## Task to carry out
In the data, extract each line that holds the string "cdrom".

## Data excerpts
┄┄┄┄┄┄

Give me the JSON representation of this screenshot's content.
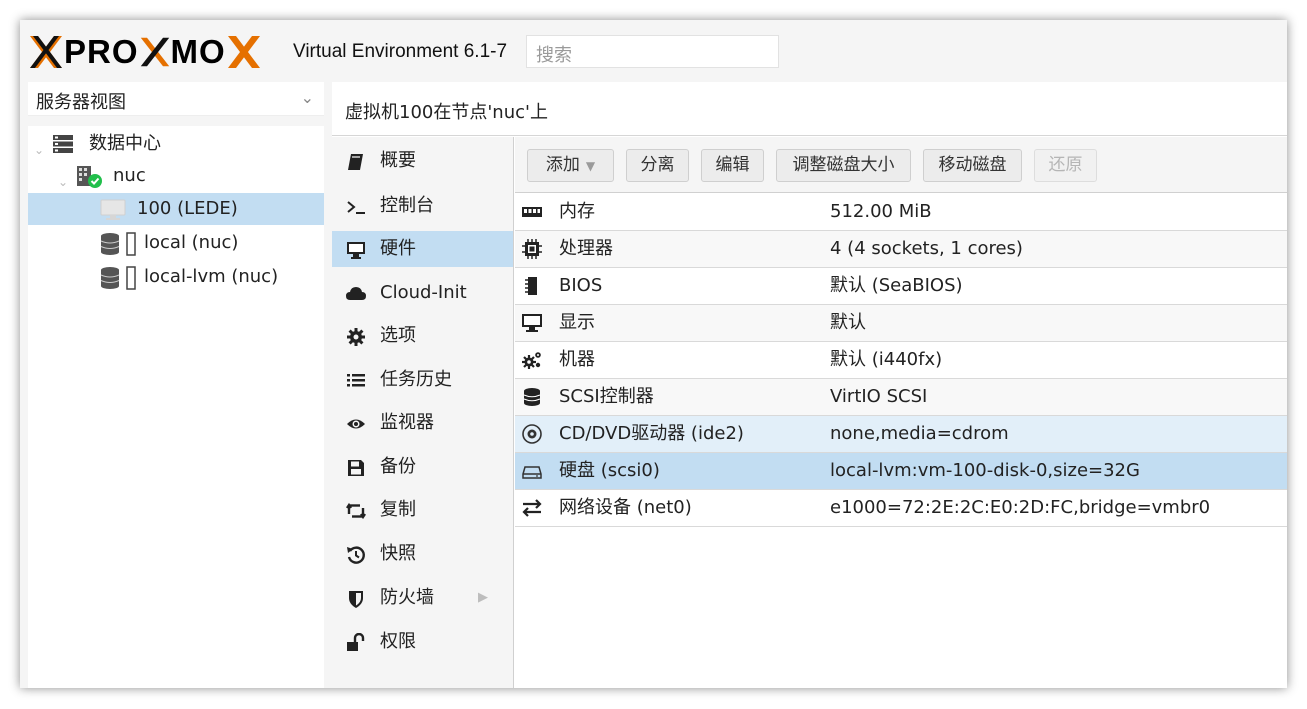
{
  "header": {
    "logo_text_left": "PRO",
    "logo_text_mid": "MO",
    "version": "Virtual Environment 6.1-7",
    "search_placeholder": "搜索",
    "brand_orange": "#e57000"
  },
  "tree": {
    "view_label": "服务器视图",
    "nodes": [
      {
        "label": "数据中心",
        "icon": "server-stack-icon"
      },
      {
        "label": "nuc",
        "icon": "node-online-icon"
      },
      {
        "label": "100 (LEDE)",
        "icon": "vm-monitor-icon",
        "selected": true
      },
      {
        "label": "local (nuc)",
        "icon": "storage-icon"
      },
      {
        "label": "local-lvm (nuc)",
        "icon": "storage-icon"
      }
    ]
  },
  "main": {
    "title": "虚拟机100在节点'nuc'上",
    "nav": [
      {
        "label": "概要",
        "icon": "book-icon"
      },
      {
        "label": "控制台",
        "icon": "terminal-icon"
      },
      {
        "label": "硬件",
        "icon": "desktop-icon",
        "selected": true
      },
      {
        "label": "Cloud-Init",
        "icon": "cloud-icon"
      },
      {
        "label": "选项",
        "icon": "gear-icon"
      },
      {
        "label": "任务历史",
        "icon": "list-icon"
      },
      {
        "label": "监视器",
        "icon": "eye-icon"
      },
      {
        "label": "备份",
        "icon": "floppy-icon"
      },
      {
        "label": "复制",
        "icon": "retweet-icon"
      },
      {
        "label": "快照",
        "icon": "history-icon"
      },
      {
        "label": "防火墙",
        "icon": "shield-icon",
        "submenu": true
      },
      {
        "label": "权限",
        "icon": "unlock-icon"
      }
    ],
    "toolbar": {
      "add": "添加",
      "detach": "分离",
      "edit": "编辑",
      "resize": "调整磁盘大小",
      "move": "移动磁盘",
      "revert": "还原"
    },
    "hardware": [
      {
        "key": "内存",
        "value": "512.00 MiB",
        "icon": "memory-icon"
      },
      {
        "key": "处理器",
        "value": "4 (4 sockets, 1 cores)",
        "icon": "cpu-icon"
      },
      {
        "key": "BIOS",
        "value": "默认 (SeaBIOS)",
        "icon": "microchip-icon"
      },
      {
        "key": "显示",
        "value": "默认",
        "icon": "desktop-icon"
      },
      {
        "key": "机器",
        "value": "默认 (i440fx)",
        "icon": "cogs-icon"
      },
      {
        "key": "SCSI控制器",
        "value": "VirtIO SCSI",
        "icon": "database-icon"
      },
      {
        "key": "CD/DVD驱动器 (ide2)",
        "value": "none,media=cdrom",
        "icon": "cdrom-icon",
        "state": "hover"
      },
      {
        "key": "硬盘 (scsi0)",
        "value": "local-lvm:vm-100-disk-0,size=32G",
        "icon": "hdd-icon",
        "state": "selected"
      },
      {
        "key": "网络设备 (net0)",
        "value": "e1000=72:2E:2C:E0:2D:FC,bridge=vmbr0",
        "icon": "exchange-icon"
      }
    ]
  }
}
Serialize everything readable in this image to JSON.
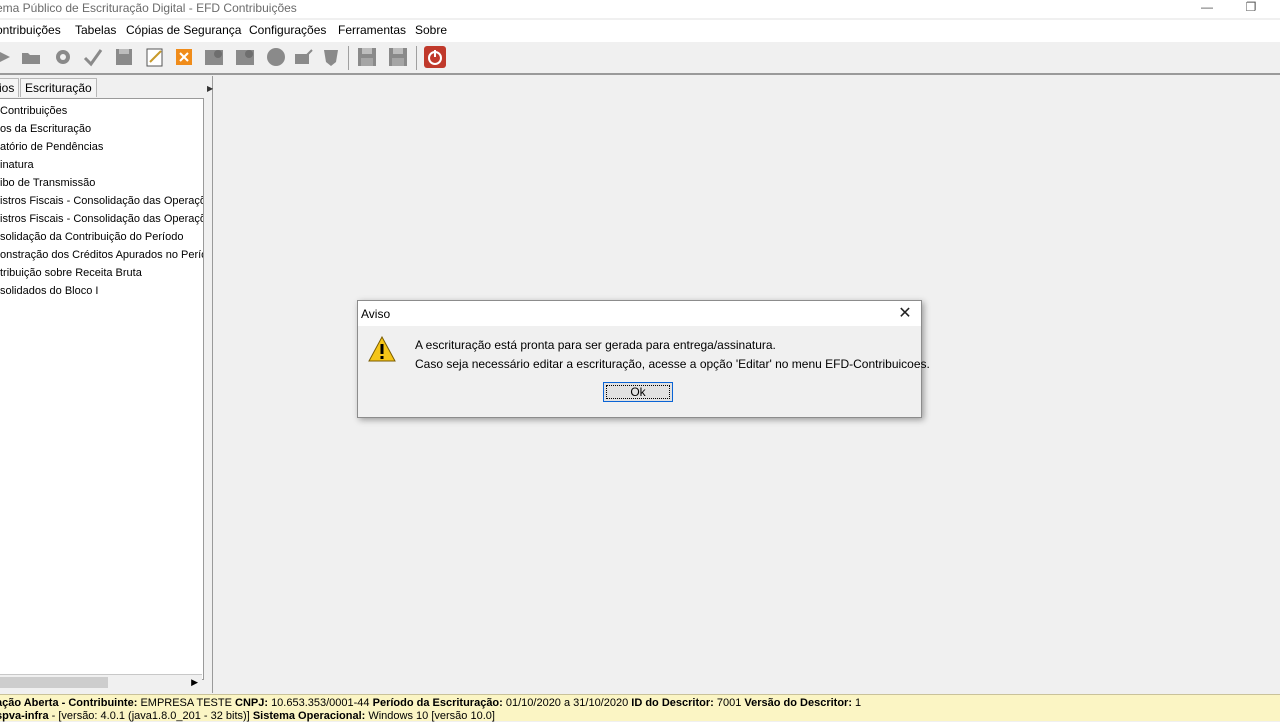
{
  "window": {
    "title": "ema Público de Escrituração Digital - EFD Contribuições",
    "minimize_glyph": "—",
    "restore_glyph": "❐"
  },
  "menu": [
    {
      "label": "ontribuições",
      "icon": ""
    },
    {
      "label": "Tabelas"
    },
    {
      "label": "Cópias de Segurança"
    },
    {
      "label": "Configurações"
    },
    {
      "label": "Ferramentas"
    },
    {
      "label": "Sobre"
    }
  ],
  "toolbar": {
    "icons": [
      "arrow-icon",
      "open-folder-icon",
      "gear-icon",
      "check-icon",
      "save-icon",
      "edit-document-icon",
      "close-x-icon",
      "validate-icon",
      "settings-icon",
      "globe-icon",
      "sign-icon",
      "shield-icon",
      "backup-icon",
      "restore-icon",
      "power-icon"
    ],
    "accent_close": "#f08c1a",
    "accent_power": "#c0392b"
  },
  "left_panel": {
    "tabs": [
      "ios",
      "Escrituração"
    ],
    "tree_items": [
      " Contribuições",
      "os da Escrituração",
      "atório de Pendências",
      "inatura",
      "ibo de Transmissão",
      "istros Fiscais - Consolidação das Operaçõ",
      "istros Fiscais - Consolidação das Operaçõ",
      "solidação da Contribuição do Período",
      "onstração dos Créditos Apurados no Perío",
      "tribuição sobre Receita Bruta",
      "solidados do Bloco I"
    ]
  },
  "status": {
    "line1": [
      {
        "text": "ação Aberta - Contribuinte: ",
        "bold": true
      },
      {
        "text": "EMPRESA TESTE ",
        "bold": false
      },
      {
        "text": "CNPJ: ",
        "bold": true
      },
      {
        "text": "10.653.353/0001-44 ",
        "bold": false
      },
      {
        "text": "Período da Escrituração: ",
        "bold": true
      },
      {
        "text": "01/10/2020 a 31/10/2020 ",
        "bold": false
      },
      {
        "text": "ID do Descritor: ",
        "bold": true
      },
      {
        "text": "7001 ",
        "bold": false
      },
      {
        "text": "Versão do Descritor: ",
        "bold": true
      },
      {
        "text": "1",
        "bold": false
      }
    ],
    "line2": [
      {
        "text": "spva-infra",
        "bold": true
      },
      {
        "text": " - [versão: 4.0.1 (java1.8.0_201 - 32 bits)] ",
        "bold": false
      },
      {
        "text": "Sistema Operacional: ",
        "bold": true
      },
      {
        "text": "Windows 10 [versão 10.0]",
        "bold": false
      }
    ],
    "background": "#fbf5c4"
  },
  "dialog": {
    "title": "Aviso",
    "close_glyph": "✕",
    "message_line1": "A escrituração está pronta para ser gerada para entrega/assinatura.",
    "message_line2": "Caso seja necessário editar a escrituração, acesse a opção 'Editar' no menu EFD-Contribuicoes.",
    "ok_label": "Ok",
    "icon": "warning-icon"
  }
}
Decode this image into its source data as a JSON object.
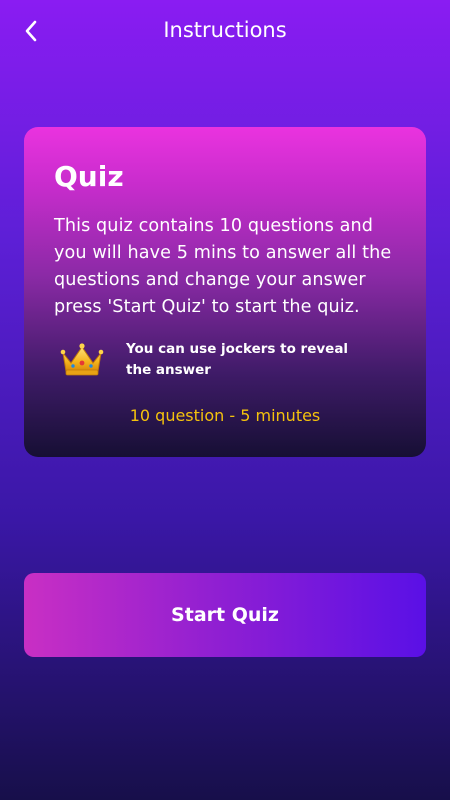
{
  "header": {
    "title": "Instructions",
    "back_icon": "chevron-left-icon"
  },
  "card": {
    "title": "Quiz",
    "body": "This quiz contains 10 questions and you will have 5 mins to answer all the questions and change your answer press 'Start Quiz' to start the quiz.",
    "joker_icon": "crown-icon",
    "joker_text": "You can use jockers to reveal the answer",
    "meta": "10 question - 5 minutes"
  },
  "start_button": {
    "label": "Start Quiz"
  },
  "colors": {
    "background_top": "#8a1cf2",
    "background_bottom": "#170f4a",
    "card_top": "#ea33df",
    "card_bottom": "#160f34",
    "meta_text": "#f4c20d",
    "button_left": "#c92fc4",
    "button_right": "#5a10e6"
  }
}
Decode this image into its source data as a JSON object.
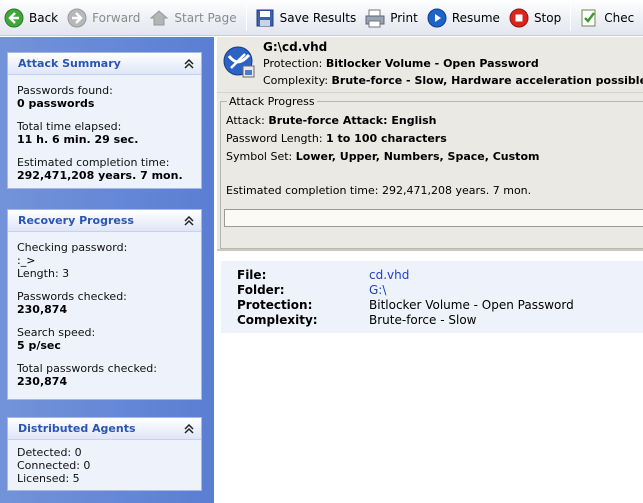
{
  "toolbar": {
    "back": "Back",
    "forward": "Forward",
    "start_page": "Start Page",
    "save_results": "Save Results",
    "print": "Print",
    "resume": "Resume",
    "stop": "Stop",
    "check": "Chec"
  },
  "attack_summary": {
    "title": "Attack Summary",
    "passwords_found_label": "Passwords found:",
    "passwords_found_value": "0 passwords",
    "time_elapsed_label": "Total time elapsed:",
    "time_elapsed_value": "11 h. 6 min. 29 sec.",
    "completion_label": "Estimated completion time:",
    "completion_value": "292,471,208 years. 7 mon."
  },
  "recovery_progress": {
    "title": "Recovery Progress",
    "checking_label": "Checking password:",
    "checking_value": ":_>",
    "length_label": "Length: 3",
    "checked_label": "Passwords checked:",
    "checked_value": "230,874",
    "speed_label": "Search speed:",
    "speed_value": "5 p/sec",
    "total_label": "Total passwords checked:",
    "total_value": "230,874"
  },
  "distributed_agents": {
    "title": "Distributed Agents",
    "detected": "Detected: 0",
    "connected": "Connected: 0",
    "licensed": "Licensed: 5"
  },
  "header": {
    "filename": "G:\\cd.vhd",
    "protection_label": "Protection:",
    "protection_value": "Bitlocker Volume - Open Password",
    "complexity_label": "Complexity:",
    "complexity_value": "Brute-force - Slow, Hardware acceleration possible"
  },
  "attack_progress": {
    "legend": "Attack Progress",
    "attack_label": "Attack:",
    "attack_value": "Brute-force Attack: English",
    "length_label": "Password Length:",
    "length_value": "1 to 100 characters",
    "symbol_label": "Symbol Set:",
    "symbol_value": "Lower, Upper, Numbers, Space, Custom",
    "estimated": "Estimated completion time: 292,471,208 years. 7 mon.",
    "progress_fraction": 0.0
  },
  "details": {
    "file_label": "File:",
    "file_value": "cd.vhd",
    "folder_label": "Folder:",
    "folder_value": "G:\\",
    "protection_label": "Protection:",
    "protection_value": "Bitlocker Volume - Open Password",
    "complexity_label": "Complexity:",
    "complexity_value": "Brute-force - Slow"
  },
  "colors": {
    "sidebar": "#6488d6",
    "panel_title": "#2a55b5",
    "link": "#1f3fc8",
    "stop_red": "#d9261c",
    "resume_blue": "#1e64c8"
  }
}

┄┄┄┄┄┄

## Written reply
        "value": "none,media=cdrom",
        "icon": "cdrom-icon",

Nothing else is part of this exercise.